■ Task instructions ■
The complete listing should be restated exactly.

** start **

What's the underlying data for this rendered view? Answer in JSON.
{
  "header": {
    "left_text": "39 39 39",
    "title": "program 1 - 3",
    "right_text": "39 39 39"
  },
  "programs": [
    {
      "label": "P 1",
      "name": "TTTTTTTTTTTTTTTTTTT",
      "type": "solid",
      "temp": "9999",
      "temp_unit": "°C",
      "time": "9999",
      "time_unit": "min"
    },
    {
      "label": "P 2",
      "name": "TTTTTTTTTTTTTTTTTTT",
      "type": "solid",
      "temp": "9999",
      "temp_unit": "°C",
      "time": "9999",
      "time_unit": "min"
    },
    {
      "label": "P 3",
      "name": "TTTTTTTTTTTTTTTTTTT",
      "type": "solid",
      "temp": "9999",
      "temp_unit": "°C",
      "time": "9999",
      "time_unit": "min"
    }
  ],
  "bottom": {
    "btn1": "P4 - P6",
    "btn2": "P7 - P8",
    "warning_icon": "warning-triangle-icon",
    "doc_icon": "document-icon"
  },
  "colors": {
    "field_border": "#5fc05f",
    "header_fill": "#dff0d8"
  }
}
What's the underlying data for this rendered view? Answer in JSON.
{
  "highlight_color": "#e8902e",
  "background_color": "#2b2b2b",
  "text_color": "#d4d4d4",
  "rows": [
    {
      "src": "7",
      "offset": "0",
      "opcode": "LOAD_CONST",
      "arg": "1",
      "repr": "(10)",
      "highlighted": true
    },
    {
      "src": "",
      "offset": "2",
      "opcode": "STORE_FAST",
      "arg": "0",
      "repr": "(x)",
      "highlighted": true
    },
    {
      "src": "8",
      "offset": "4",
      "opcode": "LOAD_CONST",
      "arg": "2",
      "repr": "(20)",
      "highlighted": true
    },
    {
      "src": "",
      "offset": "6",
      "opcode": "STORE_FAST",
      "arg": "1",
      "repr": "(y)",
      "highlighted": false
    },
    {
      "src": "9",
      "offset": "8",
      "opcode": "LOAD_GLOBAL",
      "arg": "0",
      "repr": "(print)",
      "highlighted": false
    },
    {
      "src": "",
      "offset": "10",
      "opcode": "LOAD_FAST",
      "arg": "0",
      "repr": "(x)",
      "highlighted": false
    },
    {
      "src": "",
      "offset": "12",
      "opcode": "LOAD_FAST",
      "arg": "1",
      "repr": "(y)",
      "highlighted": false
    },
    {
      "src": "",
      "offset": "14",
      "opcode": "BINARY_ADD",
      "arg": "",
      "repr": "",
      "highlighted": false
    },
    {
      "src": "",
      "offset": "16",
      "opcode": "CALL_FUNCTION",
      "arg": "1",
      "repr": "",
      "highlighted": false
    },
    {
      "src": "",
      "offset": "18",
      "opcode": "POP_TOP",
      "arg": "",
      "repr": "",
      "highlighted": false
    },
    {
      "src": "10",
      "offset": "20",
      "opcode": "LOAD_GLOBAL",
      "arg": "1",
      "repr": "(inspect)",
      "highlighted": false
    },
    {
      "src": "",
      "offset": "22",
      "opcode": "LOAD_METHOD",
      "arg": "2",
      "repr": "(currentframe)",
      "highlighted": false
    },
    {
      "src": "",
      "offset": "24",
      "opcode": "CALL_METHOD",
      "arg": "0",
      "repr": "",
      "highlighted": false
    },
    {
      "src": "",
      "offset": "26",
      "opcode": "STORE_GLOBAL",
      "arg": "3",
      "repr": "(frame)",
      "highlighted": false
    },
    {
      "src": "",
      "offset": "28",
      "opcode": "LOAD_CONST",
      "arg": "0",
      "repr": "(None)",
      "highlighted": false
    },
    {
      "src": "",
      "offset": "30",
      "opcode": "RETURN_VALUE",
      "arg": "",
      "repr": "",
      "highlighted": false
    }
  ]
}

** end **

■ Task result ■
What's the underlying data for this rendered view? Answer in JSON.
{
  "header": {
    "left_text": "39 39 39",
    "title": "program 1 - 3",
    "right_text": "39 39 39"
  },
  "programs": [
    {
      "label": "P 1",
      "name": "TTTTTTTTTTTTTTTTTTT",
      "type": "solid",
      "temp": "9999",
      "temp_unit": "°C",
      "time": "9999",
      "time_unit": "min"
    },
    {
      "label": "P 2",
      "name": "TTTTTTTTTTTTTTTTTTT",
      "type": "solid",
      "temp": "9999",
      "temp_unit": "°C",
      "time": "9999",
      "time_unit": "min"
    },
    {
      "label": "P 3",
      "name": "TTTTTTTTTTTTTTTTTTT",
      "type": "solid",
      "temp": "9999",
      "temp_unit": "°C",
      "time": "9999",
      "time_unit": "min"
    }
  ],
  "bottom": {
    "btn1": "P4 - P6",
    "btn2": "P7 - P8",
    "warning_icon": "warning-triangle-icon",
    "doc_icon": "document-icon"
  },
  "colors": {
    "field_border": "#5fc05f",
    "header_fill": "#dff0d8"
  }
}
What's the underlying data for this rendered view? Answer in JSON.
{
  "highlight_color": "#e8902e",
  "background_color": "#2b2b2b",
  "text_color": "#d4d4d4",
  "rows": [
    {
      "src": "7",
      "offset": "0",
      "opcode": "LOAD_CONST",
      "arg": "1",
      "repr": "(10)",
      "highlighted": true
    },
    {
      "src": "",
      "offset": "2",
      "opcode": "STORE_FAST",
      "arg": "0",
      "repr": "(x)",
      "highlighted": true
    },
    {
      "src": "8",
      "offset": "4",
      "opcode": "LOAD_CONST",
      "arg": "2",
      "repr": "(20)",
      "highlighted": true
    },
    {
      "src": "",
      "offset": "6",
      "opcode": "STORE_FAST",
      "arg": "1",
      "repr": "(y)",
      "highlighted": false
    },
    {
      "src": "9",
      "offset": "8",
      "opcode": "LOAD_GLOBAL",
      "arg": "0",
      "repr": "(print)",
      "highlighted": false
    },
    {
      "src": "",
      "offset": "10",
      "opcode": "LOAD_FAST",
      "arg": "0",
      "repr": "(x)",
      "highlighted": false
    },
    {
      "src": "",
      "offset": "12",
      "opcode": "LOAD_FAST",
      "arg": "1",
      "repr": "(y)",
      "highlighted": false
    },
    {
      "src": "",
      "offset": "14",
      "opcode": "BINARY_ADD",
      "arg": "",
      "repr": "",
      "highlighted": false
    },
    {
      "src": "",
      "offset": "16",
      "opcode": "CALL_FUNCTION",
      "arg": "1",
      "repr": "",
      "highlighted": false
    },
    {
      "src": "",
      "offset": "18",
      "opcode": "POP_TOP",
      "arg": "",
      "repr": "",
      "highlighted": false
    },
    {
      "src": "10",
      "offset": "20",
      "opcode": "LOAD_GLOBAL",
      "arg": "1",
      "repr": "(inspect)",
      "highlighted": false
    },
    {
      "src": "",
      "offset": "22",
      "opcode": "LOAD_METHOD",
      "arg": "2",
      "repr": "(currentframe)",
      "highlighted": false
    },
    {
      "src": "",
      "offset": "24",
      "opcode": "CALL_METHOD",
      "arg": "0",
      "repr": "",
      "highlighted": false
    },
    {
      "src": "",
      "offset": "26",
      "opcode": "STORE_GLOBAL",
      "arg": "3",
      "repr": "(frame)",
      "highlighted": false
    },
    {
      "src": "",
      "offset": "28",
      "opcode": "LOAD_CONST",
      "arg": "0",
      "repr": "(None)",
      "highlighted": false
    },
    {
      "src": "",
      "offset": "30",
      "opcode": "RETURN_VALUE",
      "arg": "",
      "repr": "",
      "highlighted": false
    }
  ]
}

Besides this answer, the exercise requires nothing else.